■ RECORDED DATA:
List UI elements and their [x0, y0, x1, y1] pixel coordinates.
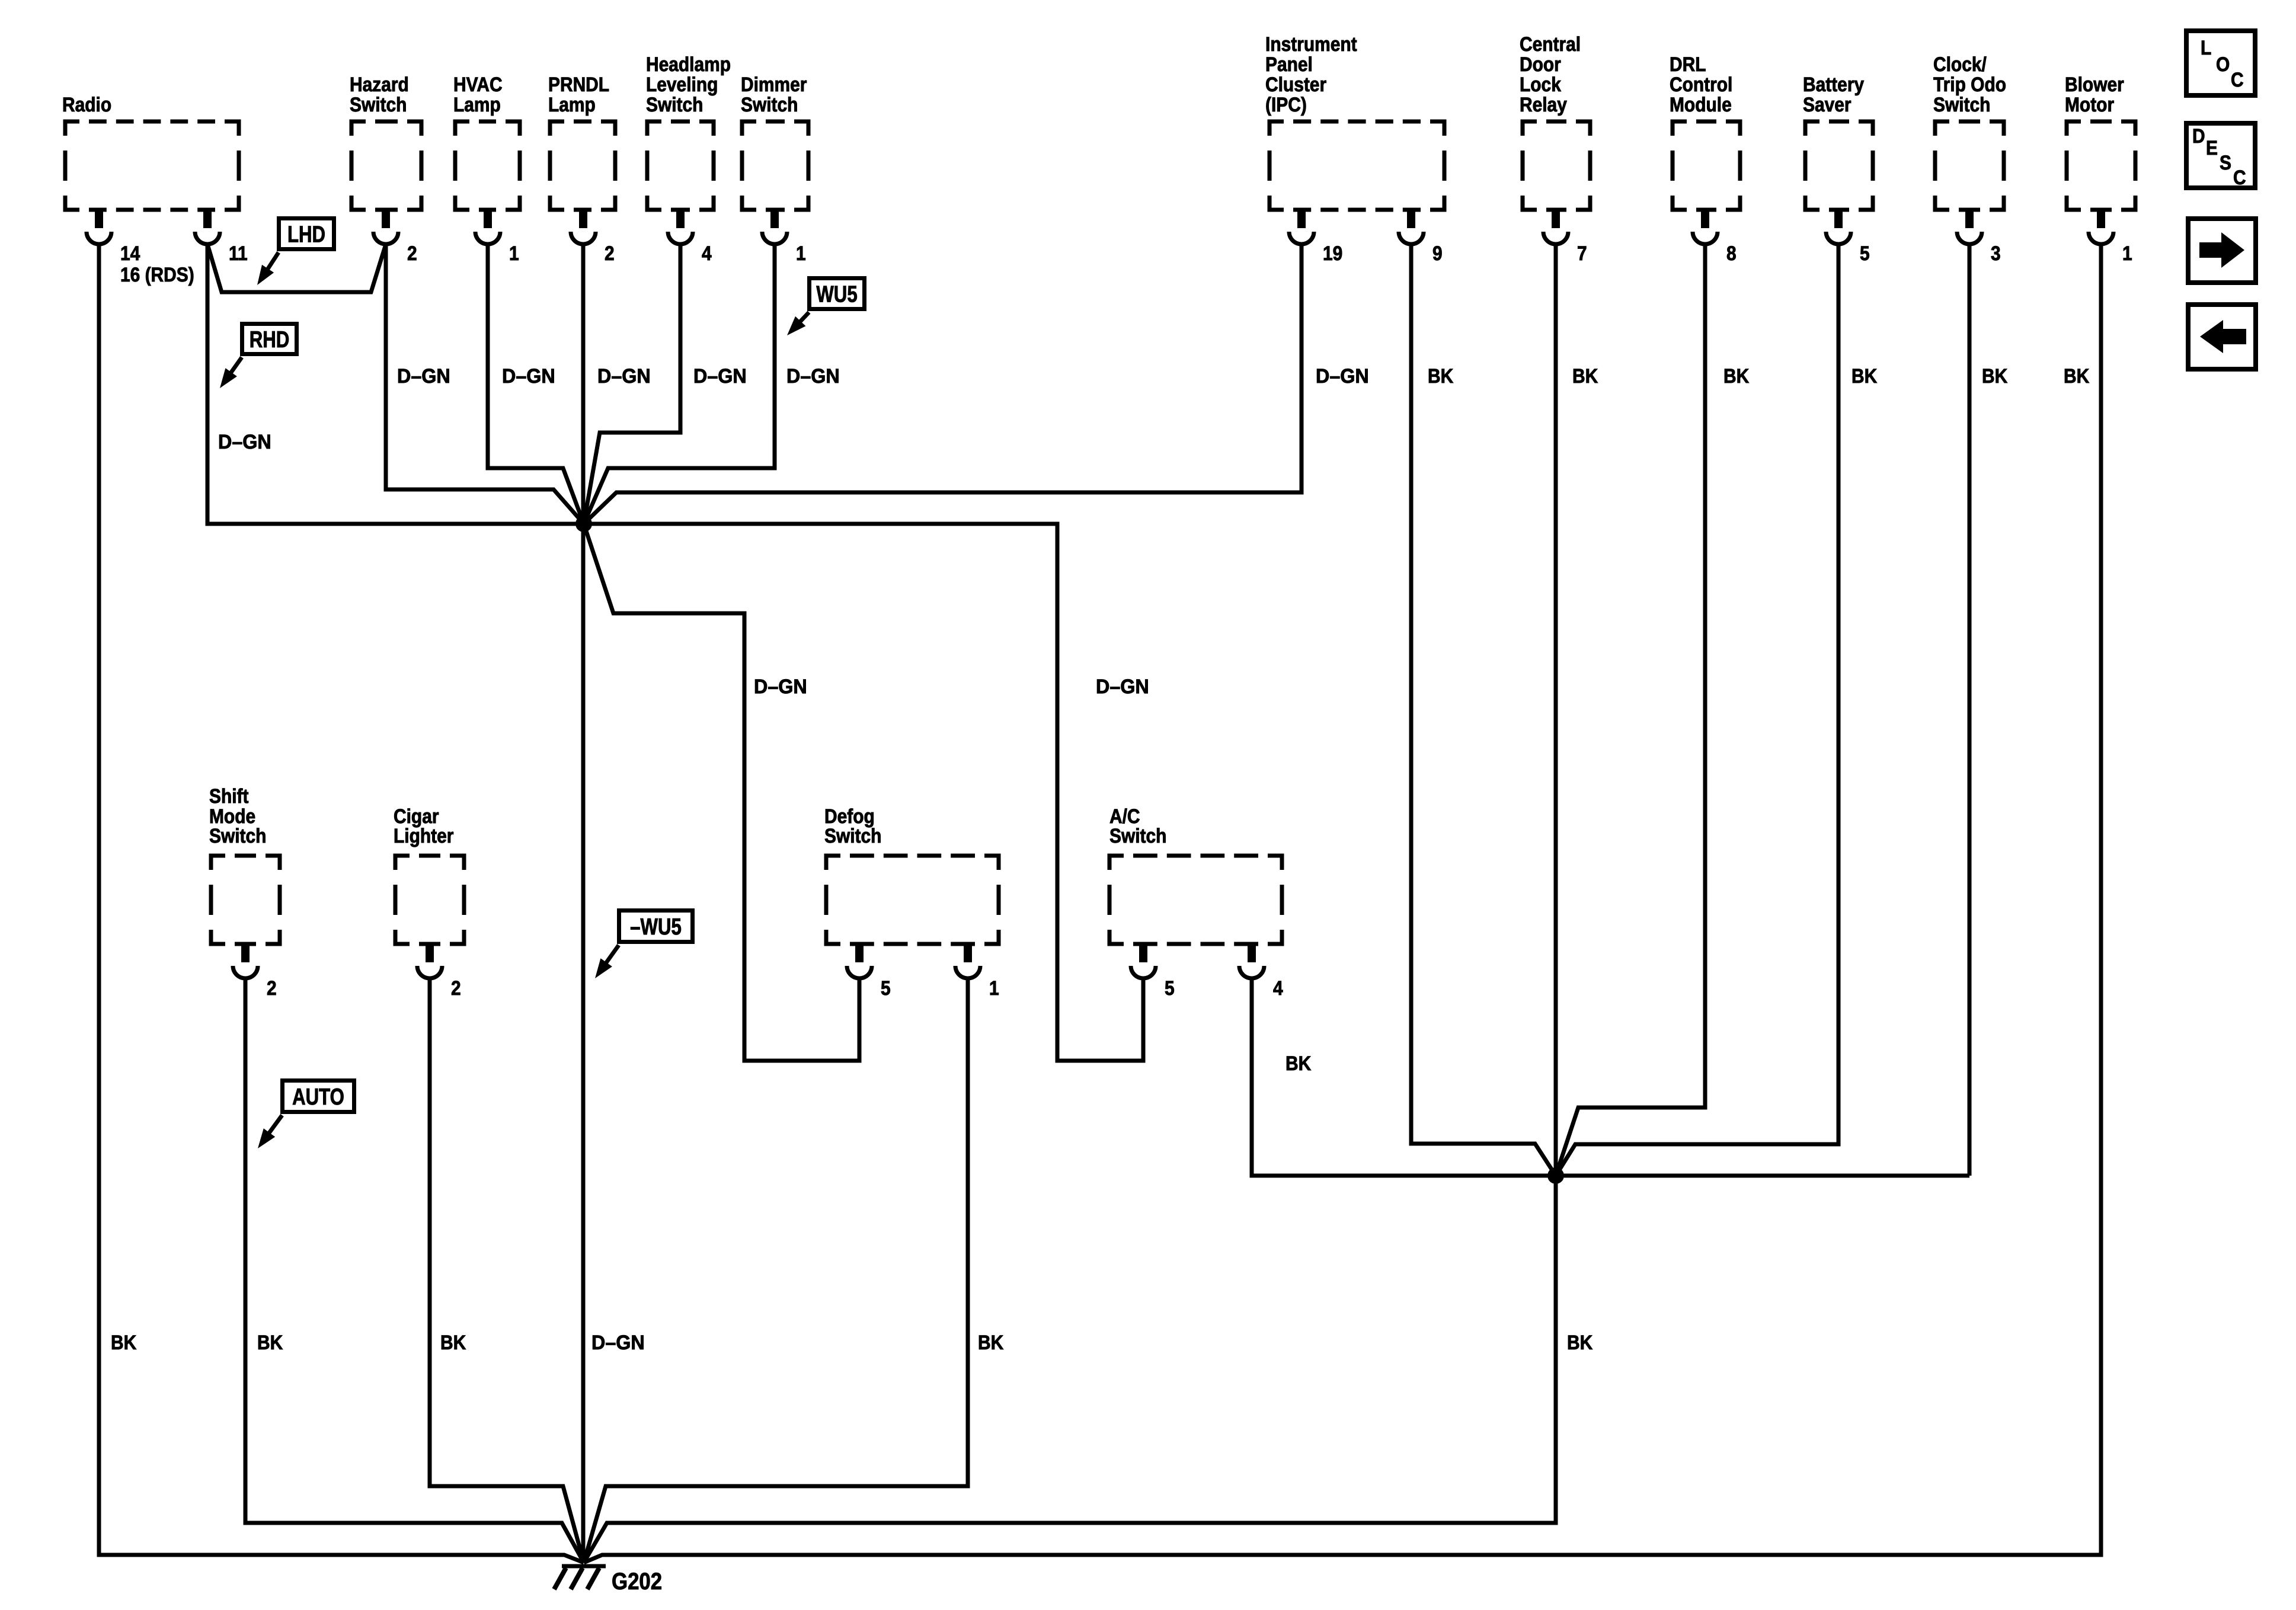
svg-text:(IPC): (IPC) [1265, 94, 1307, 116]
wire PRNDL-2 main D-GN vertical through J1 to ground G202 [581, 244, 586, 1563]
wire defog-1 down to ground G202 [584, 978, 968, 1563]
wire central-door-lock-7 through J2 to ground G202 [584, 244, 1556, 1563]
svg-text:14: 14 [120, 242, 140, 265]
component Clock Trip-Odo Switch (dashed box) [1935, 121, 2004, 210]
svg-text:C: C [2231, 69, 2244, 91]
pin 5 Battery Saver [1834, 209, 1843, 228]
svg-text:Blower: Blower [2065, 73, 2124, 96]
svg-text:BK: BK [1567, 1331, 1593, 1354]
component Hazard Switch (dashed box) [351, 121, 421, 210]
pin 8 DRL Control Module [1701, 209, 1709, 228]
svg-text:Cluster: Cluster [1265, 73, 1326, 96]
svg-text:D–GN: D–GN [218, 431, 271, 453]
svg-text:1: 1 [796, 242, 806, 265]
pin 9 IPC [1407, 209, 1415, 228]
wire clock-3 down to junction J2 horizontal [1968, 244, 1972, 1176]
svg-text:5: 5 [1860, 242, 1870, 265]
callout AUTO with arrow [283, 1081, 354, 1112]
component Instrument Panel Cluster IPC (dashed box) [1269, 121, 1444, 210]
component Central Door Lock Relay (dashed box) [1523, 121, 1590, 210]
svg-text:Relay: Relay [1520, 94, 1567, 116]
pin 11 Radio [203, 209, 212, 228]
svg-text:D–GN: D–GN [591, 1331, 645, 1354]
wire cigar-2 down to ground G202 [430, 978, 584, 1563]
svg-text:S: S [2220, 152, 2231, 174]
svg-text:L: L [2201, 37, 2211, 59]
svg-text:Instrument: Instrument [1265, 33, 1357, 56]
svg-text:2: 2 [451, 977, 461, 1000]
svg-text:Saver: Saver [1803, 94, 1851, 116]
svg-text:DRL: DRL [1670, 53, 1706, 76]
svg-text:Radio: Radio [62, 94, 111, 116]
svg-text:Control: Control [1670, 73, 1732, 96]
callout WU5 with arrow [810, 279, 865, 309]
component Blower Motor (dashed box) [2067, 121, 2135, 210]
wire hazard-2 down to junction J1 [386, 244, 584, 524]
svg-text:D–GN: D–GN [1096, 676, 1149, 698]
svg-text:Panel: Panel [1265, 53, 1313, 76]
component Defog Switch (dashed box) [826, 856, 999, 944]
callout LHD with arrow [279, 219, 334, 249]
svg-text:Dimmer: Dimmer [741, 73, 807, 96]
pin 4 A/C Switch [1248, 943, 1256, 962]
ground G202 symbol [562, 1564, 606, 1569]
svg-text:BK: BK [1428, 365, 1454, 388]
svg-text:16 (RDS): 16 (RDS) [120, 264, 194, 286]
svg-text:Switch: Switch [1933, 94, 1990, 116]
junction J2 (BK splice) [1547, 1167, 1564, 1184]
junction J1 (D-GN splice) [575, 516, 592, 532]
component Shift Mode Switch (dashed box) [211, 856, 280, 944]
svg-text:5: 5 [881, 977, 891, 1000]
legend box DESC [2186, 123, 2255, 188]
wire radio-11 RHD down to junction J1 and on to A/C pin 5 [207, 244, 1143, 1061]
pin 1 Defog Switch [964, 943, 972, 962]
pin 5 A/C Switch [1139, 943, 1147, 962]
legend box right-arrow [2188, 219, 2256, 283]
pin 3 Clock Trip-Odo Switch [1965, 209, 1974, 228]
svg-text:3: 3 [1991, 242, 2001, 265]
svg-text:O: O [2216, 53, 2230, 76]
wire radio-14 down to ground G202 [99, 244, 584, 1563]
svg-text:1: 1 [989, 977, 999, 1000]
legend box LOC [2186, 31, 2255, 95]
pin 1 HVAC Lamp [484, 209, 492, 228]
svg-text:PRNDL: PRNDL [548, 73, 609, 96]
svg-text:D–GN: D–GN [754, 676, 807, 698]
svg-text:BK: BK [1723, 365, 1750, 388]
pin 1 Dimmer Switch [770, 209, 779, 228]
pin 14 Radio [95, 209, 103, 228]
pin 2 Cigar Lighter [426, 943, 434, 962]
component Headlamp Leveling Switch (dashed box) [647, 121, 714, 210]
callout -WU5 with arrow [619, 911, 693, 942]
component HVAC Lamp (dashed box) [455, 121, 520, 210]
svg-text:Clock/: Clock/ [1933, 53, 1987, 76]
component PRNDL Lamp (dashed box) [550, 121, 615, 210]
callout RHD with arrow [242, 324, 297, 354]
wire shift-mode-2 down to ground G202 [245, 978, 584, 1563]
pin 4 Headlamp Leveling Switch [676, 209, 685, 228]
svg-text:1: 1 [509, 242, 519, 265]
wire IPC-9 to junction J2 [1411, 244, 1556, 1176]
wire junction J1 to defog-5 [584, 524, 859, 1061]
wire HVAC-1 down to junction J1 [488, 244, 584, 524]
svg-text:D–GN: D–GN [786, 365, 840, 388]
svg-text:2: 2 [407, 242, 417, 265]
svg-text:WU5: WU5 [816, 282, 857, 308]
svg-text:Door: Door [1520, 53, 1561, 76]
component A/C Switch (dashed box) [1109, 856, 1282, 944]
svg-text:D–GN: D–GN [502, 365, 555, 388]
svg-text:BK: BK [257, 1331, 283, 1354]
pin 19 IPC [1297, 209, 1306, 228]
wire headlamp-leveling-4 to junction J1 [584, 244, 680, 524]
svg-text:4: 4 [1273, 977, 1283, 1000]
component Radio (dashed box) [65, 121, 239, 210]
svg-text:HVAC: HVAC [453, 73, 503, 96]
wire radio-11 to hazard-2 (LHD link) [207, 244, 386, 292]
svg-text:C: C [2233, 167, 2246, 189]
svg-text:11: 11 [229, 242, 248, 265]
svg-text:Lighter: Lighter [394, 825, 453, 847]
pin 2 PRNDL Lamp [579, 209, 587, 228]
svg-text:BK: BK [978, 1331, 1004, 1354]
svg-text:Lock: Lock [1520, 73, 1561, 96]
svg-text:5: 5 [1165, 977, 1175, 1000]
svg-text:4: 4 [702, 242, 712, 265]
svg-text:Motor: Motor [2065, 94, 2114, 116]
svg-text:Battery: Battery [1803, 73, 1864, 96]
svg-text:Switch: Switch [1109, 825, 1166, 847]
svg-text:Central: Central [1520, 33, 1581, 56]
component DRL Control Module (dashed box) [1673, 121, 1740, 210]
svg-text:D–GN: D–GN [1316, 365, 1369, 388]
svg-text:19: 19 [1323, 242, 1342, 265]
svg-text:1: 1 [2122, 242, 2132, 265]
svg-text:BK: BK [440, 1331, 466, 1354]
svg-text:AUTO: AUTO [292, 1084, 344, 1110]
svg-text:Switch: Switch [350, 94, 407, 116]
svg-text:BK: BK [1851, 365, 1878, 388]
svg-text:Switch: Switch [646, 94, 703, 116]
wire blower-1 down to ground G202 [584, 244, 2101, 1563]
svg-text:BK: BK [1982, 365, 2008, 388]
svg-text:Switch: Switch [209, 825, 266, 847]
svg-text:–WU5: –WU5 [630, 914, 682, 940]
svg-text:BK: BK [1572, 365, 1598, 388]
svg-text:D–GN: D–GN [397, 365, 450, 388]
svg-text:7: 7 [1577, 242, 1587, 265]
svg-text:G202: G202 [612, 1569, 662, 1595]
svg-text:D–GN: D–GN [693, 365, 747, 388]
svg-text:Headlamp: Headlamp [646, 53, 731, 76]
wire DRL-8 to junction J2 [1556, 244, 1705, 1176]
wire IPC-19 to junction J1 [584, 244, 1302, 524]
pin 2 Hazard Switch [382, 209, 390, 228]
svg-text:Leveling: Leveling [646, 73, 718, 96]
svg-text:D: D [2192, 125, 2205, 148]
wire battery-saver-5 to junction J2 [1556, 244, 1838, 1176]
svg-text:Hazard: Hazard [350, 73, 409, 96]
svg-text:8: 8 [1726, 242, 1737, 265]
svg-text:BK: BK [111, 1331, 137, 1354]
svg-text:BK: BK [1285, 1052, 1312, 1075]
pin 2 Shift Mode Switch [241, 943, 250, 962]
svg-text:Switch: Switch [741, 94, 798, 116]
wire dimmer-1 to junction J1 [584, 244, 775, 524]
svg-text:Lamp: Lamp [548, 94, 596, 116]
svg-text:2: 2 [605, 242, 615, 265]
svg-text:Module: Module [1670, 94, 1732, 116]
svg-text:9: 9 [1432, 242, 1443, 265]
pin 1 Blower Motor [2097, 209, 2105, 228]
wire A/C-4 to junction J2 horizontal [1252, 978, 1969, 1176]
svg-text:BK: BK [2064, 365, 2090, 388]
svg-text:D–GN: D–GN [597, 365, 651, 388]
svg-text:Lamp: Lamp [453, 94, 501, 116]
svg-text:Shift: Shift [209, 785, 248, 808]
legend box left-arrow [2188, 305, 2256, 369]
svg-text:E: E [2206, 137, 2218, 159]
svg-text:2: 2 [267, 977, 277, 1000]
svg-text:Switch: Switch [824, 825, 881, 847]
svg-text:RHD: RHD [250, 327, 290, 353]
component Battery Saver (dashed box) [1805, 121, 1873, 210]
component Dimmer Switch (dashed box) [742, 121, 808, 210]
component Cigar Lighter (dashed box) [395, 856, 464, 944]
pin 7 Central Door Lock Relay [1552, 209, 1560, 228]
svg-text:Trip Odo: Trip Odo [1933, 73, 2006, 96]
pin 5 Defog Switch [855, 943, 864, 962]
svg-text:LHD: LHD [287, 222, 325, 248]
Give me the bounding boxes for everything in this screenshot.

■ WORK TO COMPLETE: Which lines of the material contain the word "ground"? Pull out each of them in full.

■ FULL RESPONSE:
wire PRNDL-2 main D-GN vertical through J1 to ground G202 [581, 244, 586, 1563]
wire defog-1 down to ground G202 [584, 978, 968, 1563]
wire central-door-lock-7 through J2 to ground G202 [584, 244, 1556, 1563]
wire cigar-2 down to ground G202 [430, 978, 584, 1563]
ground G202 symbol [562, 1564, 606, 1569]
wire radio-14 down to ground G202 [99, 244, 584, 1563]
wire shift-mode-2 down to ground G202 [245, 978, 584, 1563]
wire blower-1 down to ground G202 [584, 244, 2101, 1563]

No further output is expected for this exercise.